*What the task asks:*
Can the data below be echoed back word for word?
── Task inputs
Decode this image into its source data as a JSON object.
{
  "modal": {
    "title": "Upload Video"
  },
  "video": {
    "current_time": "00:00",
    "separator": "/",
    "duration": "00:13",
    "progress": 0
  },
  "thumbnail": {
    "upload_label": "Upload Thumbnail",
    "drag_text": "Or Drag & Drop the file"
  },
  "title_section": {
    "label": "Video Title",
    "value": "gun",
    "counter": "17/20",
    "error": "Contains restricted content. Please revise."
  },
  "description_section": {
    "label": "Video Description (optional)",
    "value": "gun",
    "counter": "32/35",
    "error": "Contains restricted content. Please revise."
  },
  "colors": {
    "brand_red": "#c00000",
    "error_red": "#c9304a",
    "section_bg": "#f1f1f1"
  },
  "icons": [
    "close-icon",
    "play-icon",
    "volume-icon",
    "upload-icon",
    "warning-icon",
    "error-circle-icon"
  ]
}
────
*Full output:*
Decode this image into its source data as a JSON object.
{
  "modal": {
    "title": "Upload Video"
  },
  "video": {
    "current_time": "00:00",
    "separator": "/",
    "duration": "00:13",
    "progress": 0
  },
  "thumbnail": {
    "upload_label": "Upload Thumbnail",
    "drag_text": "Or Drag & Drop the file"
  },
  "title_section": {
    "label": "Video Title",
    "value": "gun",
    "counter": "17/20",
    "error": "Contains restricted content. Please revise."
  },
  "description_section": {
    "label": "Video Description (optional)",
    "value": "gun",
    "counter": "32/35",
    "error": "Contains restricted content. Please revise."
  },
  "colors": {
    "brand_red": "#c00000",
    "error_red": "#c9304a",
    "section_bg": "#f1f1f1"
  },
  "icons": [
    "close-icon",
    "play-icon",
    "volume-icon",
    "upload-icon",
    "warning-icon",
    "error-circle-icon"
  ]
}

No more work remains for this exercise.